[Data entries]
[BEGIN]

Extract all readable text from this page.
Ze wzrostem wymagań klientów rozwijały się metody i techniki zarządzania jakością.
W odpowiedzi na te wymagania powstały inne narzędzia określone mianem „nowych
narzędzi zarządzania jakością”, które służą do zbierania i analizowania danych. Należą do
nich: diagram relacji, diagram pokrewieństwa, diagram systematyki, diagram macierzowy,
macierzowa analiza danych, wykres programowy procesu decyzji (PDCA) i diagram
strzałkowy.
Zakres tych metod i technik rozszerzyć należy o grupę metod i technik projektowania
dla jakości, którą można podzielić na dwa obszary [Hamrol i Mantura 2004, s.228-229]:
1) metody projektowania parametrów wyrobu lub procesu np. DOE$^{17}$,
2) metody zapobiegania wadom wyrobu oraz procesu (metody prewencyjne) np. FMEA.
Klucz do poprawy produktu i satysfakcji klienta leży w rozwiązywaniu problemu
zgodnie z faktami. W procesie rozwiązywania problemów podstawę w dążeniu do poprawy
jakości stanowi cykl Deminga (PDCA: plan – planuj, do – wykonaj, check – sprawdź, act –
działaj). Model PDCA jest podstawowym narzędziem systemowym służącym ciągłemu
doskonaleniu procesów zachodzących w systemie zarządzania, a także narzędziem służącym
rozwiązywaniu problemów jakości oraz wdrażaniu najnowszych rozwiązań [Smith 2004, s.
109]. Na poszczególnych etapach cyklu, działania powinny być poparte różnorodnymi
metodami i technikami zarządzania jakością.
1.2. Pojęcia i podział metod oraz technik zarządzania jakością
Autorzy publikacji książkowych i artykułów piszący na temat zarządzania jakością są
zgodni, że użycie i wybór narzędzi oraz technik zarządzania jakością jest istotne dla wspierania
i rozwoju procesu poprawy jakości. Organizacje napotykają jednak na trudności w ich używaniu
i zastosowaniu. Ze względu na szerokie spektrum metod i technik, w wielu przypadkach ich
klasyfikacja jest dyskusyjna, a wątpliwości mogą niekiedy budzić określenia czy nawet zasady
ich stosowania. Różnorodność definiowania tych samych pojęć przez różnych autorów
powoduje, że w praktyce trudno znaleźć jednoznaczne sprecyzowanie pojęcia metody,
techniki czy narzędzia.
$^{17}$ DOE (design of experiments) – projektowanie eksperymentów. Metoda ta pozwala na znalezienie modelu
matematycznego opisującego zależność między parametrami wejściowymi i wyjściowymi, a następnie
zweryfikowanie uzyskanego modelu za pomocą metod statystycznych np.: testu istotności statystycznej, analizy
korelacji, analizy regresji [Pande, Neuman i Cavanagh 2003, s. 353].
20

[END]

> Task to complete:
Give back all the records exactly as they stand.

> Exercise output:
Extract all readable text from this page.
Ze wzrostem wymagań klientów rozwijały się metody i techniki zarządzania jakością.
W odpowiedzi na te wymagania powstały inne narzędzia określone mianem „nowych
narzędzi zarządzania jakością”, które służą do zbierania i analizowania danych. Należą do
nich: diagram relacji, diagram pokrewieństwa, diagram systematyki, diagram macierzowy,
macierzowa analiza danych, wykres programowy procesu decyzji (PDCA) i diagram
strzałkowy.
Zakres tych metod i technik rozszerzyć należy o grupę metod i technik projektowania
dla jakości, którą można podzielić na dwa obszary [Hamrol i Mantura 2004, s.228-229]:
1) metody projektowania parametrów wyrobu lub procesu np. DOE$^{17}$,
2) metody zapobiegania wadom wyrobu oraz procesu (metody prewencyjne) np. FMEA.
Klucz do poprawy produktu i satysfakcji klienta leży w rozwiązywaniu problemu
zgodnie z faktami. W procesie rozwiązywania problemów podstawę w dążeniu do poprawy
jakości stanowi cykl Deminga (PDCA: plan – planuj, do – wykonaj, check – sprawdź, act –
działaj). Model PDCA jest podstawowym narzędziem systemowym służącym ciągłemu
doskonaleniu procesów zachodzących w systemie zarządzania, a także narzędziem służącym
rozwiązywaniu problemów jakości oraz wdrażaniu najnowszych rozwiązań [Smith 2004, s.
109]. Na poszczególnych etapach cyklu, działania powinny być poparte różnorodnymi
metodami i technikami zarządzania jakością.
1.2. Pojęcia i podział metod oraz technik zarządzania jakością
Autorzy publikacji książkowych i artykułów piszący na temat zarządzania jakością są
zgodni, że użycie i wybór narzędzi oraz technik zarządzania jakością jest istotne dla wspierania
i rozwoju procesu poprawy jakości. Organizacje napotykają jednak na trudności w ich używaniu
i zastosowaniu. Ze względu na szerokie spektrum metod i technik, w wielu przypadkach ich
klasyfikacja jest dyskusyjna, a wątpliwości mogą niekiedy budzić określenia czy nawet zasady
ich stosowania. Różnorodność definiowania tych samych pojęć przez różnych autorów
powoduje, że w praktyce trudno znaleźć jednoznaczne sprecyzowanie pojęcia metody,
techniki czy narzędzia.
$^{17}$ DOE (design of experiments) – projektowanie eksperymentów. Metoda ta pozwala na znalezienie modelu
matematycznego opisującego zależność między parametrami wejściowymi i wyjściowymi, a następnie
zweryfikowanie uzyskanego modelu za pomocą metod statystycznych np.: testu istotności statystycznej, analizy
korelacji, analizy regresji [Pande, Neuman i Cavanagh 2003, s. 353].
20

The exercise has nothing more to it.